-- Your assignment --
Please reproduce the entries exactly, skipping each picture.

──────── Entries provided

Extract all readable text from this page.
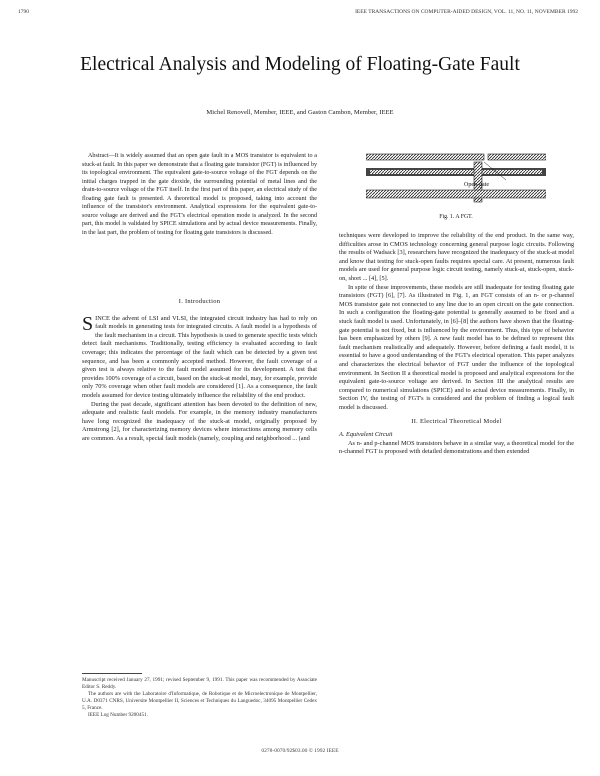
1790	IEEE TRANSACTIONS ON COMPUTER-AIDED DESIGN, VOL. 11, NO. 11, NOVEMBER 1992
Electrical Analysis and Modeling of Floating-Gate Fault
Michel Renovell, Member, IEEE, and Gaston Cambon, Member, IEEE

Abstract—It is widely assumed that an open gate fault in a MOS transistor is equivalent to a stuck-at fault. In this paper we demonstrate that a floating gate transistor (FGT) is influenced by its topological environment. The equivalent gate-to-source voltage of the FGT depends on the initial charges trapped in the gate dioxide, the surrounding potential of metal lines and the drain-to-source voltage of the FGT itself. In the first part of this paper, an electrical study of the floating gate fault is presented. A theoretical model is proposed, taking into account the influence of the transistor's environment. Analytical expressions for the equivalent gate-to-source voltage are derived and the FGT's electrical operation mode is analyzed. In the second part, this model is validated by SPICE simulations and by actual device measurements. Finally, in the last part, the problem of testing for floating gate transistors is discussed.

I. Introduction

SINCE the advent of LSI and VLSI, the integrated circuit industry has had to rely on fault models in generating tests for integrated circuits. A fault model is a hypothesis of the fault mechanism in a circuit. This hypothesis is used to generate specific tests which detect fault mechanisms. Traditionally, testing efficiency is evaluated according to fault coverage; this indicates the percentage of the fault which can be detected by a given test sequence, and has been a commonly accepted method. However, the fault coverage of a given test is always relative to the fault model assumed for its development. A test that provides 100% coverage of a circuit, based on the stuck-at model, may, for example, provide only 70% coverage when other fault models are considered [1]. As a consequence, the fault models assumed for device testing ultimately influence the reliability of the end product.

During the past decade, significant attention has been devoted to the definition of new, adequate and realistic fault models. For example, in the memory industry manufacturers have long recognized the inadequacy of the stuck-at model, originally proposed by Armstrong [2], for characterizing memory devices where interactions among memory cells are common. As a result, special fault models (namely, coupling and neighborhood ... (and

Open-gate
Fig. 1. A FGT.

techniques were developed to improve the reliability of the end product. In the same way, difficulties arose in CMOS technology concerning general purpose logic circuits. Following the results of Wadsack [3], researchers have recognized the inadequacy of the stuck-at model and know that testing for stuck-open faults requires special care. At present, numerous fault models are used for general purpose logic circuit testing, namely stuck-at, stuck-open, stuck-on, short ... [4], [5].

In spite of these improvements, these models are still inadequate for testing floating gate transistors (FGT) [6], [7]. As illustrated in Fig. 1, an FGT consists of an n- or p-channel MOS transistor gate not connected to any line due to an open circuit on the gate connection. In such a configuration the floating-gate potential is generally assumed to be fixed and a stuck fault model is used. Unfortunately, in [6]–[8] the authors have shown that the floating-gate potential is not fixed, but is influenced by the environment. Thus, this type of behavior has been emphasized by others [9]. A new fault model has to be defined to represent this fault mechanism realistically and adequately. However, before defining a fault model, it is essential to have a good understanding of the FGT's electrical operation. This paper analyzes and characterizes the electrical behavior of FGT under the influence of the topological environment. In Section II a theoretical model is proposed and analytical expressions for the equivalent gate-to-source voltage are derived. In Section III the analytical results are compared to numerical simulations (SPICE) and to actual device measurements. Finally, in Section IV, the testing of FGT's is considered and the problem of finding a logical fault model is discussed.

II. Electrical Theoretical Model

A. Equivalent Circuit

As n- and p-channel MOS transistors behave in a similar way, a theoretical model for the n-channel FGT is proposed with detailed demonstrations and then extended

Manuscript received January 27, 1991; revised September 9, 1991. This paper was recommended by Associate Editor S. Reddy.
The authors are with the Laboratoire d'Informatique, de Robotique et de Microelectronique de Montpellier, U.A. D0371 CNRS, Universite Montpellier II, Sciences et Techniques du Languedoc, 34095 Montpellier Cedex 5, France.
IEEE Log Number 9200451.
0278-0070/92$03.00 © 1992 IEEE
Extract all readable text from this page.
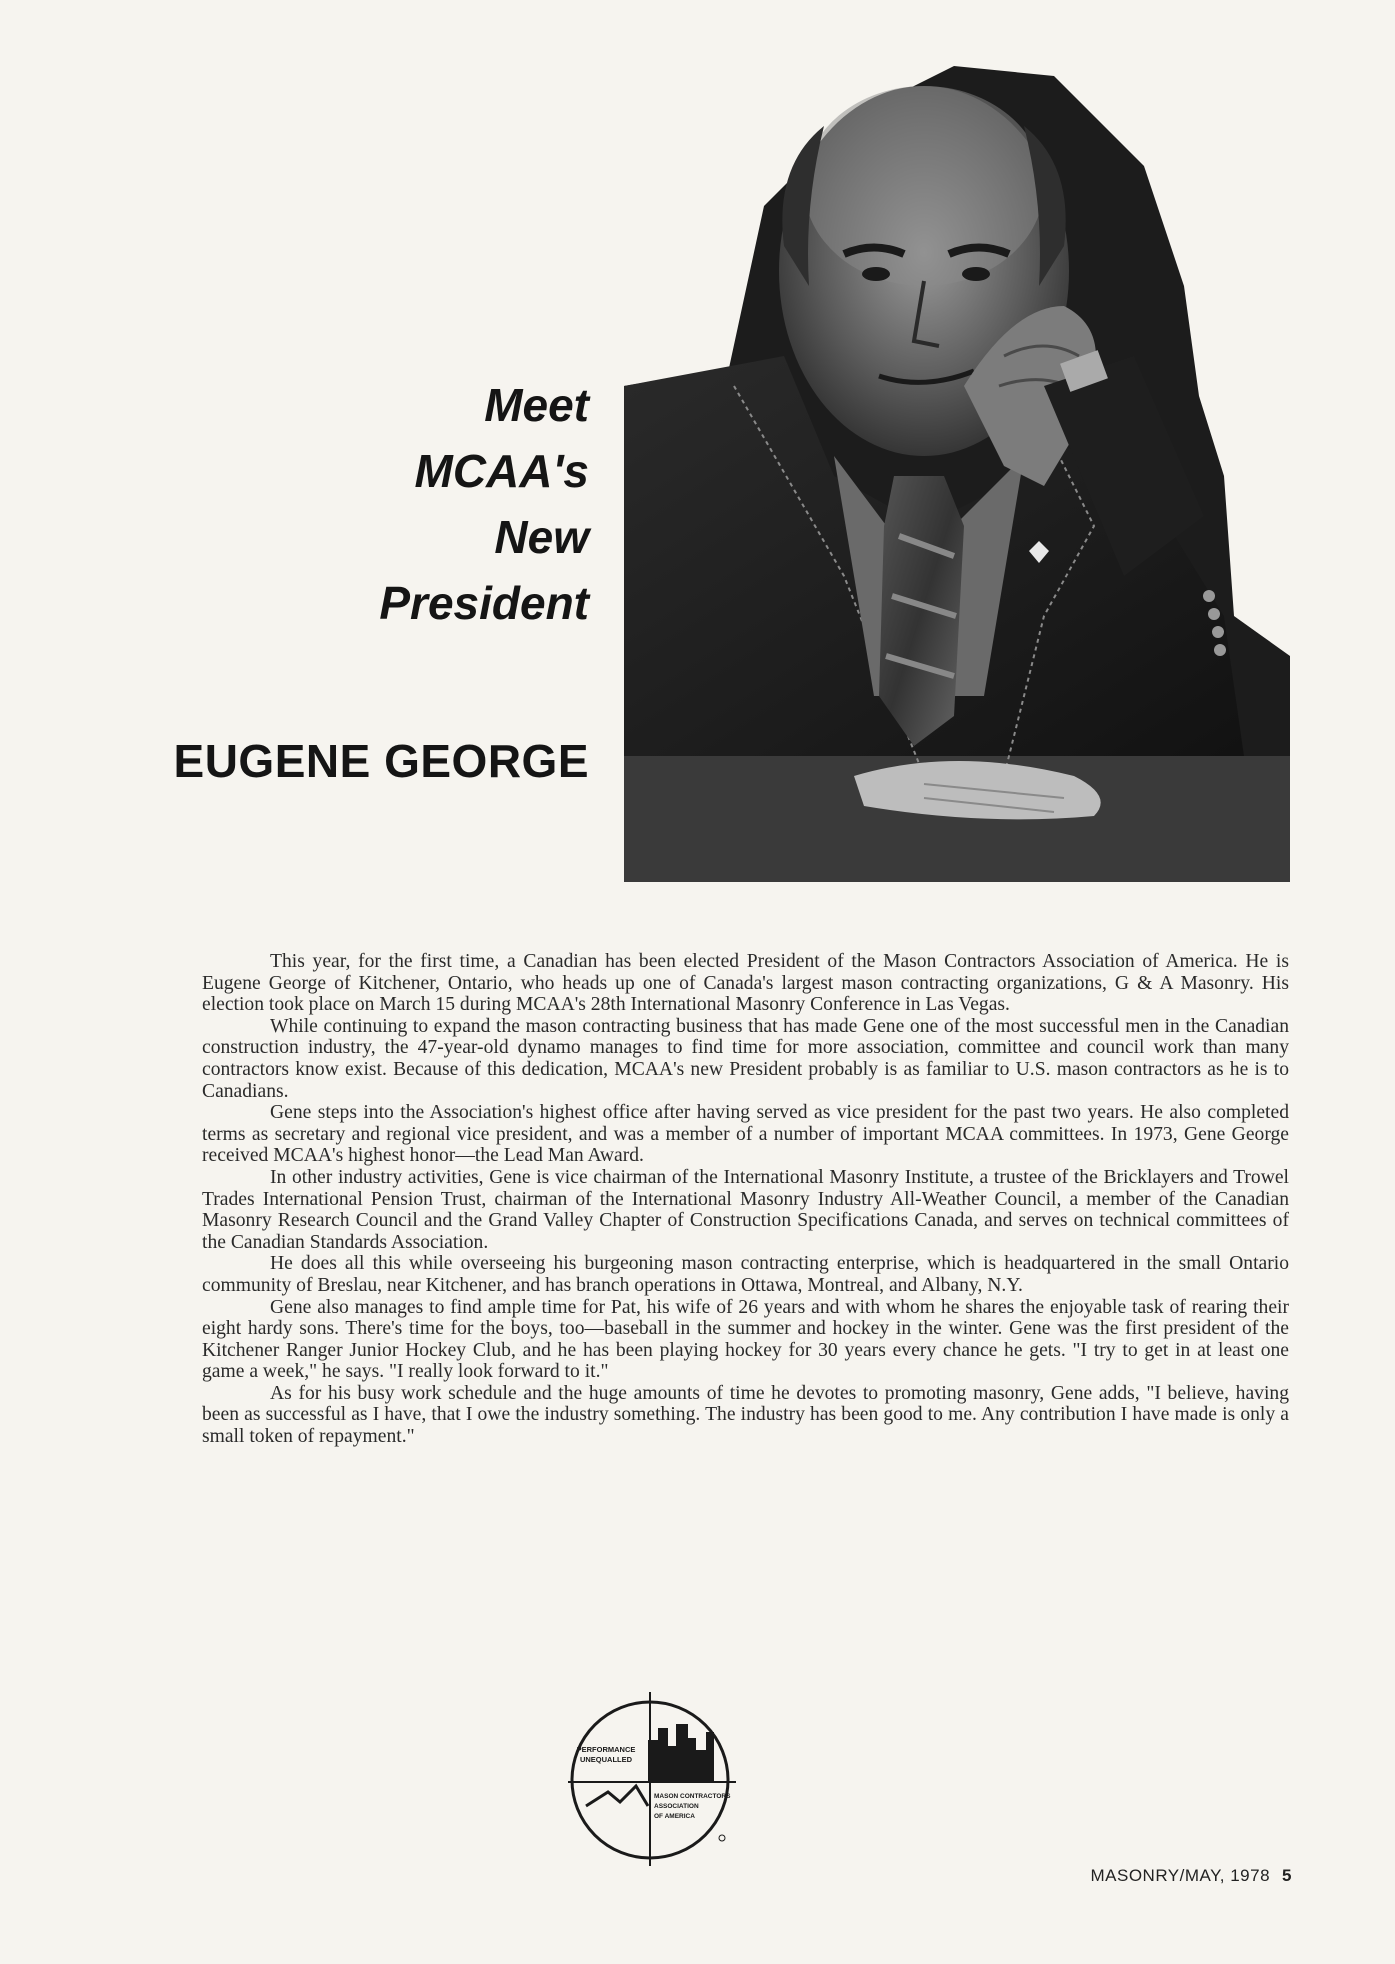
Meet
MCAA's
New
President
EUGENE GEORGE

This year, for the first time, a Canadian has been elected President of the Mason Contractors Association of America. He is Eugene George of Kitchener, Ontario, who heads up one of Canada's largest mason contracting organizations, G & A Masonry. His election took place on March 15 during MCAA's 28th International Masonry Conference in Las Vegas.

While continuing to expand the mason contracting business that has made Gene one of the most successful men in the Canadian construction industry, the 47-year-old dynamo manages to find time for more association, committee and council work than many contractors know exist. Because of this dedication, MCAA's new President probably is as familiar to U.S. mason contractors as he is to Canadians.

Gene steps into the Association's highest office after having served as vice president for the past two years. He also completed terms as secretary and regional vice president, and was a member of a number of important MCAA committees. In 1973, Gene George received MCAA's highest honor—the Lead Man Award.

In other industry activities, Gene is vice chairman of the International Masonry Institute, a trustee of the Bricklayers and Trowel Trades International Pension Trust, chairman of the International Masonry Industry All-Weather Council, a member of the Canadian Masonry Research Council and the Grand Valley Chapter of Construction Specifications Canada, and serves on technical committees of the Canadian Standards Association.

He does all this while overseeing his burgeoning mason contracting enterprise, which is headquartered in the small Ontario community of Breslau, near Kitchener, and has branch operations in Ottawa, Montreal, and Albany, N.Y.

Gene also manages to find ample time for Pat, his wife of 26 years and with whom he shares the enjoyable task of rearing their eight hardy sons. There's time for the boys, too—baseball in the summer and hockey in the winter. Gene was the first president of the Kitchener Ranger Junior Hockey Club, and he has been playing hockey for 30 years every chance he gets. "I try to get in at least one game a week," he says. "I really look forward to it."

As for his busy work schedule and the huge amounts of time he devotes to promoting masonry, Gene adds, "I believe, having been as successful as I have, that I owe the industry something. The industry has been good to me. Any contribution I have made is only a small token of repayment."

PERFORMANCE
UNEQUALLED
MASON CONTRACTORS
ASSOCIATION
OF AMERICA
MASONRY/MAY, 1978 5
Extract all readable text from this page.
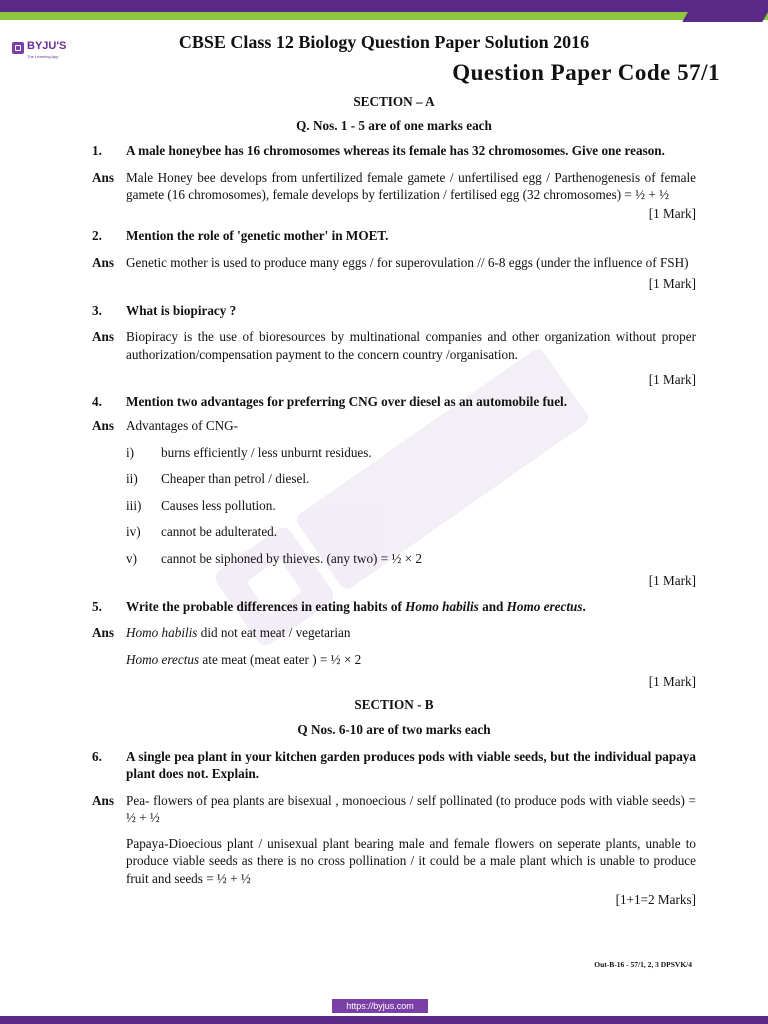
BYJU'S
The Learning App
CBSE Class 12 Biology Question Paper Solution 2016
Question Paper Code 57/1
SECTION – A
Q. Nos. 1 - 5 are of one marks each
1.	A male honeybee has 16 chromosomes whereas its female has 32 chromosomes. Give one reason.
Ans Male Honey bee develops from unfertilized female gamete / unfertilised egg / Parthenogenesis of female gamete (16 chromosomes), female develops by fertilization / fertilised egg (32 chromosomes) = ½ + ½
[1 Mark]
2.	Mention the role of 'genetic mother' in MOET.
Ans Genetic mother is used to produce many eggs / for superovulation // 6-8 eggs (under the influence of FSH)
[1 Mark]
3.	What is biopiracy ?
Ans Biopiracy is the use of bioresources by multinational companies and other organization without proper authorization/compensation payment to the concern country /organisation.
[1 Mark]
4.	Mention two advantages for preferring CNG over diesel as an automobile fuel.
Ans Advantages of CNG-
i)	burns efficiently / less unburnt residues.
ii)	Cheaper than petrol / diesel.
iii)	Causes less pollution.
iv)	cannot be adulterated.
v)	cannot be siphoned by thieves. (any two) = ½ × 2
[1 Mark]
5.	Write the probable differences in eating habits of Homo habilis and Homo erectus.
Ans Homo habilis did not eat meat / vegetarian
Homo erectus ate meat (meat eater ) = ½ × 2
[1 Mark]
SECTION - B
Q Nos. 6-10 are of two marks each
6.	A single pea plant in your kitchen garden produces pods with viable seeds, but the individual papaya plant does not. Explain.
Ans Pea- flowers of pea plants are bisexual , monoecious / self pollinated (to produce pods with viable seeds) = ½ + ½
Papaya-Dioecious plant / unisexual plant bearing male and female flowers on seperate plants, unable to produce viable seeds as there is no cross pollination / it could be a male plant which is unable to produce fruit and seeds = ½ + ½
[1+1=2 Marks]
Out-B-16 - 57/1, 2, 3 DPSVK/4
https://byjus.com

────────────────

-- Written response --
Extract all readable text from this page.
1790	IEEE TRANSACTIONS ON COMPUTER-AIDED DESIGN, VOL. 11, NO. 11, NOVEMBER 1992
Electrical Analysis and Modeling of Floating-Gate Fault
Michel Renovell, Member, IEEE, and Gaston Cambon, Member, IEEE

Abstract—It is widely assumed that an open gate fault in a MOS transistor is equivalent to a stuck-at fault. In this paper we demonstrate that a floating gate transistor (FGT) is influenced by its topological environment. The equivalent gate-to-source voltage of the FGT depends on the initial charges trapped in the gate dioxide, the surrounding potential of metal lines and the drain-to-source voltage of the FGT itself. In the first part of this paper, an electrical study of the floating gate fault is presented. A theoretical model is proposed, taking into account the influence of the transistor's environment. Analytical expressions for the equivalent gate-to-source voltage are derived and the FGT's electrical operation mode is analyzed. In the second part, this model is validated by SPICE simulations and by actual device measurements. Finally, in the last part, the problem of testing for floating gate transistors is discussed.

I. Introduction

SINCE the advent of LSI and VLSI, the integrated circuit industry has had to rely on fault models in generating tests for integrated circuits. A fault model is a hypothesis of the fault mechanism in a circuit. This hypothesis is used to generate specific tests which detect fault mechanisms. Traditionally, testing efficiency is evaluated according to fault coverage; this indicates the percentage of the fault which can be detected by a given test sequence, and has been a commonly accepted method. However, the fault coverage of a given test is always relative to the fault model assumed for its development. A test that provides 100% coverage of a circuit, based on the stuck-at model, may, for example, provide only 70% coverage when other fault models are considered [1]. As a consequence, the fault models assumed for device testing ultimately influence the reliability of the end product.

During the past decade, significant attention has been devoted to the definition of new, adequate and realistic fault models. For example, in the memory industry manufacturers have long recognized the inadequacy of the stuck-at model, originally proposed by Armstrong [2], for characterizing memory devices where interactions among memory cells are common. As a result, special fault models (namely, coupling and neighborhood ... (and

Open-gate
Fig. 1. A FGT.

techniques were developed to improve the reliability of the end product. In the same way, difficulties arose in CMOS technology concerning general purpose logic circuits. Following the results of Wadsack [3], researchers have recognized the inadequacy of the stuck-at model and know that testing for stuck-open faults requires special care. At present, numerous fault models are used for general purpose logic circuit testing, namely stuck-at, stuck-open, stuck-on, short ... [4], [5].

In spite of these improvements, these models are still inadequate for testing floating gate transistors (FGT) [6], [7]. As illustrated in Fig. 1, an FGT consists of an n- or p-channel MOS transistor gate not connected to any line due to an open circuit on the gate connection. In such a configuration the floating-gate potential is generally assumed to be fixed and a stuck fault model is used. Unfortunately, in [6]–[8] the authors have shown that the floating-gate potential is not fixed, but is influenced by the environment. Thus, this type of behavior has been emphasized by others [9]. A new fault model has to be defined to represent this fault mechanism realistically and adequately. However, before defining a fault model, it is essential to have a good understanding of the FGT's electrical operation. This paper analyzes and characterizes the electrical behavior of FGT under the influence of the topological environment. In Section II a theoretical model is proposed and analytical expressions for the equivalent gate-to-source voltage are derived. In Section III the analytical results are compared to numerical simulations (SPICE) and to actual device measurements. Finally, in Section IV, the testing of FGT's is considered and the problem of finding a logical fault model is discussed.

II. Electrical Theoretical Model

A. Equivalent Circuit

As n- and p-channel MOS transistors behave in a similar way, a theoretical model for the n-channel FGT is proposed with detailed demonstrations and then extended

Manuscript received January 27, 1991; revised September 9, 1991. This paper was recommended by Associate Editor S. Reddy.
The authors are with the Laboratoire d'Informatique, de Robotique et de Microelectronique de Montpellier, U.A. D0371 CNRS, Universite Montpellier II, Sciences et Techniques du Languedoc, 34095 Montpellier Cedex 5, France.
IEEE Log Number 9200451.
0278-0070/92$03.00 © 1992 IEEE
Extract all readable text from this page.
Meet
MCAA's
New
President
EUGENE GEORGE

This year, for the first time, a Canadian has been elected President of the Mason Contractors Association of America. He is Eugene George of Kitchener, Ontario, who heads up one of Canada's largest mason contracting organizations, G & A Masonry. His election took place on March 15 during MCAA's 28th International Masonry Conference in Las Vegas.

While continuing to expand the mason contracting business that has made Gene one of the most successful men in the Canadian construction industry, the 47-year-old dynamo manages to find time for more association, committee and council work than many contractors know exist. Because of this dedication, MCAA's new President probably is as familiar to U.S. mason contractors as he is to Canadians.

Gene steps into the Association's highest office after having served as vice president for the past two years. He also completed terms as secretary and regional vice president, and was a member of a number of important MCAA committees. In 1973, Gene George received MCAA's highest honor—the Lead Man Award.

In other industry activities, Gene is vice chairman of the International Masonry Institute, a trustee of the Bricklayers and Trowel Trades International Pension Trust, chairman of the International Masonry Industry All-Weather Council, a member of the Canadian Masonry Research Council and the Grand Valley Chapter of Construction Specifications Canada, and serves on technical committees of the Canadian Standards Association.

He does all this while overseeing his burgeoning mason contracting enterprise, which is headquartered in the small Ontario community of Breslau, near Kitchener, and has branch operations in Ottawa, Montreal, and Albany, N.Y.

Gene also manages to find ample time for Pat, his wife of 26 years and with whom he shares the enjoyable task of rearing their eight hardy sons. There's time for the boys, too—baseball in the summer and hockey in the winter. Gene was the first president of the Kitchener Ranger Junior Hockey Club, and he has been playing hockey for 30 years every chance he gets. "I try to get in at least one game a week," he says. "I really look forward to it."

As for his busy work schedule and the huge amounts of time he devotes to promoting masonry, Gene adds, "I believe, having been as successful as I have, that I owe the industry something. The industry has been good to me. Any contribution I have made is only a small token of repayment."

PERFORMANCE
UNEQUALLED
MASON CONTRACTORS
ASSOCIATION
OF AMERICA
MASONRY/MAY, 1978 5
Extract all readable text from this page.
BYJU'S
The Learning App
CBSE Class 12 Biology Question Paper Solution 2016
Question Paper Code 57/1
SECTION – A
Q. Nos. 1 - 5 are of one marks each
1.	A male honeybee has 16 chromosomes whereas its female has 32 chromosomes. Give one reason.
Ans Male Honey bee develops from unfertilized female gamete / unfertilised egg / Parthenogenesis of female gamete (16 chromosomes), female develops by fertilization / fertilised egg (32 chromosomes) = ½ + ½
[1 Mark]
2.	Mention the role of 'genetic mother' in MOET.
Ans Genetic mother is used to produce many eggs / for superovulation // 6-8 eggs (under the influence of FSH)
[1 Mark]
3.	What is biopiracy ?
Ans Biopiracy is the use of bioresources by multinational companies and other organization without proper authorization/compensation payment to the concern country /organisation.
[1 Mark]
4.	Mention two advantages for preferring CNG over diesel as an automobile fuel.
Ans Advantages of CNG-
i)	burns efficiently / less unburnt residues.
ii)	Cheaper than petrol / diesel.
iii)	Causes less pollution.
iv)	cannot be adulterated.
v)	cannot be siphoned by thieves. (any two) = ½ × 2
[1 Mark]
5.	Write the probable differences in eating habits of Homo habilis and Homo erectus.
Ans Homo habilis did not eat meat / vegetarian
Homo erectus ate meat (meat eater ) = ½ × 2
[1 Mark]
SECTION - B
Q Nos. 6-10 are of two marks each
6.	A single pea plant in your kitchen garden produces pods with viable seeds, but the individual papaya plant does not. Explain.
Ans Pea- flowers of pea plants are bisexual , monoecious / self pollinated (to produce pods with viable seeds) = ½ + ½
Papaya-Dioecious plant / unisexual plant bearing male and female flowers on seperate plants, unable to produce viable seeds as there is no cross pollination / it could be a male plant which is unable to produce fruit and seeds = ½ + ½
[1+1=2 Marks]
Out-B-16 - 57/1, 2, 3 DPSVK/4
https://byjus.com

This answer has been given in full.